Provided data:
########################################

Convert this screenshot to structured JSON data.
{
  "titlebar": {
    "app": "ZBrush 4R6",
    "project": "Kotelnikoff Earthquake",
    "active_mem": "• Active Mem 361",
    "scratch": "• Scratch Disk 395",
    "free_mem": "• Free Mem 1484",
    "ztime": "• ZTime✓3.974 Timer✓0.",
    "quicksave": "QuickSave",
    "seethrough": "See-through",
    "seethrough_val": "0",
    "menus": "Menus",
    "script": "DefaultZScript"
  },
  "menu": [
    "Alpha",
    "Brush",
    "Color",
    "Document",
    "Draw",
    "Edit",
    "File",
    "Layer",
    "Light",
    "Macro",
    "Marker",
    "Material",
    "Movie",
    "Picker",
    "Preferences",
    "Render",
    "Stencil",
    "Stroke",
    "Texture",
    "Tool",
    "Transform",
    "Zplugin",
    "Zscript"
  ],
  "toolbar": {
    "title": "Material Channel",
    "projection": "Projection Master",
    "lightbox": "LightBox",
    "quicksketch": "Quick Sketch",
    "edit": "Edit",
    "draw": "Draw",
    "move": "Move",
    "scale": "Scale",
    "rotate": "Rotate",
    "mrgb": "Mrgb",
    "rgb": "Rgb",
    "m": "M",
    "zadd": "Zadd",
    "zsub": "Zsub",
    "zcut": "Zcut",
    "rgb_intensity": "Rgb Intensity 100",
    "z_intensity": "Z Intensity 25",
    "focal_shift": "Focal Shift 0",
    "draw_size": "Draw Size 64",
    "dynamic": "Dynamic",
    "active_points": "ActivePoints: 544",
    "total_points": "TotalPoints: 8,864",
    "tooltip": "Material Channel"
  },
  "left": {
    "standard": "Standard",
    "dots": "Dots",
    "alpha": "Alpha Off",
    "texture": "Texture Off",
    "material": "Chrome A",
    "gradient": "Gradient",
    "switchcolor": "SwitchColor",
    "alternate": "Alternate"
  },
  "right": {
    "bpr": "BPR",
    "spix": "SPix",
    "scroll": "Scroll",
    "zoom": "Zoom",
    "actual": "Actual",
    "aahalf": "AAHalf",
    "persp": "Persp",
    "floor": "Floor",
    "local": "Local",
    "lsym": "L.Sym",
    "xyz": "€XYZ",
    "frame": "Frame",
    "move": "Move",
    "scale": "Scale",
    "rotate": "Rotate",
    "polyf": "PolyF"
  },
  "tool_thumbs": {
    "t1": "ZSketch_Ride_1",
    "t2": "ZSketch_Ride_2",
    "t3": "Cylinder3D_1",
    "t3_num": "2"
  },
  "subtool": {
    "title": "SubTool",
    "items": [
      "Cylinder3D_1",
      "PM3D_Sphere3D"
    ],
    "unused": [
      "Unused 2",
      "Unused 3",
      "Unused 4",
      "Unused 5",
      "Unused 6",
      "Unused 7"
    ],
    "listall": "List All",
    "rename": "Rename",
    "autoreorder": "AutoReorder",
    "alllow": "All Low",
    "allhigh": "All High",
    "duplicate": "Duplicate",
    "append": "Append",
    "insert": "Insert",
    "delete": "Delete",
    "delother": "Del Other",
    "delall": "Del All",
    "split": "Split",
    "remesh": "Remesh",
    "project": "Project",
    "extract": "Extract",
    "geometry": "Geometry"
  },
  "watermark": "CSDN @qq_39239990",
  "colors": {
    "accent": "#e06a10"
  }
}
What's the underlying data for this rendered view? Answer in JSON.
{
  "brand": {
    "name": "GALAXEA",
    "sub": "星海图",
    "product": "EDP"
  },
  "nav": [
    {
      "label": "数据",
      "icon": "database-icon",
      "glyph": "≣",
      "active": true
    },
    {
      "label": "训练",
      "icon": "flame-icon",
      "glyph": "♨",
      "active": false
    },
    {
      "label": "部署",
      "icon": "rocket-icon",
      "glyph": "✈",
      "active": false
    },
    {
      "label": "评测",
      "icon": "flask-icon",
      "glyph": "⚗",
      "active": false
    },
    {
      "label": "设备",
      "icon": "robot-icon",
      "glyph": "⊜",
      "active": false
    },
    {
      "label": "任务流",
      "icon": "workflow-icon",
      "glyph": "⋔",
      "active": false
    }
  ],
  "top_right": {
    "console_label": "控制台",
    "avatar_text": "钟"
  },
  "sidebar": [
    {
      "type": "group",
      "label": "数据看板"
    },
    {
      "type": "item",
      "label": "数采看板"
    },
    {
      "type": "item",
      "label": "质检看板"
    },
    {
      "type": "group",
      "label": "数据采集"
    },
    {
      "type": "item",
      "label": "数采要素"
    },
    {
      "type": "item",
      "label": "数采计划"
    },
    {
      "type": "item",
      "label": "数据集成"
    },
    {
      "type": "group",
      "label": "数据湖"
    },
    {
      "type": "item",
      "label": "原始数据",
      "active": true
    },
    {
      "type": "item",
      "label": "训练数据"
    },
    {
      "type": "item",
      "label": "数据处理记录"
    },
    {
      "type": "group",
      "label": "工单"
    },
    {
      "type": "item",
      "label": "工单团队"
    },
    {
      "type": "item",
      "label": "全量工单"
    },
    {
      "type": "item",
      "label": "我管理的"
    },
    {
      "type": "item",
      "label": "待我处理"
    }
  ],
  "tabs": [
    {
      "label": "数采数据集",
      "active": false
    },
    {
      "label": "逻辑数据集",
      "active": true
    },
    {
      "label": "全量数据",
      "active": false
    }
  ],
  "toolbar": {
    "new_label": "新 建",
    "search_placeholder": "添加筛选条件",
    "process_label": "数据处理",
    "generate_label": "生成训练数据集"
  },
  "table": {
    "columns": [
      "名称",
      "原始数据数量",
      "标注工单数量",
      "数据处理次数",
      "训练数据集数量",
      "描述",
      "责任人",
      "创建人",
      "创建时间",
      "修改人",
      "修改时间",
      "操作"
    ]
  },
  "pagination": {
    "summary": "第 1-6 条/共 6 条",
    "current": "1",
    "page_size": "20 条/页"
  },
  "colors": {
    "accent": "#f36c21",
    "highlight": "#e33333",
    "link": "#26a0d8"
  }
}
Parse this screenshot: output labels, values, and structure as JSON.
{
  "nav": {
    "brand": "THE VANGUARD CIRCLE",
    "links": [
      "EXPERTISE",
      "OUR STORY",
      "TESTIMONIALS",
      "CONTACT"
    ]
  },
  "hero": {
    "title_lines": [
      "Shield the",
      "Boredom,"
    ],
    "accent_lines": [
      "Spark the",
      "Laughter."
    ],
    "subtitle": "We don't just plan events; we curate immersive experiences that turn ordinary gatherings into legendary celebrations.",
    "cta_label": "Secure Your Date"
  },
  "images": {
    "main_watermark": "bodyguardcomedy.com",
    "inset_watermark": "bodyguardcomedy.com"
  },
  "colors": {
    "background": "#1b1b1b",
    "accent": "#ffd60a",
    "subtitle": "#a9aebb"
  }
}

########################################

Work to do: Quote, word for word, every line starting at the one that contains "Parse this screenshot: output" and ending with the final line of the entries.

Solution for this exercise:
Parse this screenshot: output labels, values, and structure as JSON.
{
  "nav": {
    "brand": "THE VANGUARD CIRCLE",
    "links": [
      "EXPERTISE",
      "OUR STORY",
      "TESTIMONIALS",
      "CONTACT"
    ]
  },
  "hero": {
    "title_lines": [
      "Shield the",
      "Boredom,"
    ],
    "accent_lines": [
      "Spark the",
      "Laughter."
    ],
    "subtitle": "We don't just plan events; we curate immersive experiences that turn ordinary gatherings into legendary celebrations.",
    "cta_label": "Secure Your Date"
  },
  "images": {
    "main_watermark": "bodyguardcomedy.com",
    "inset_watermark": "bodyguardcomedy.com"
  },
  "colors": {
    "background": "#1b1b1b",
    "accent": "#ffd60a",
    "subtitle": "#a9aebb"
  }
}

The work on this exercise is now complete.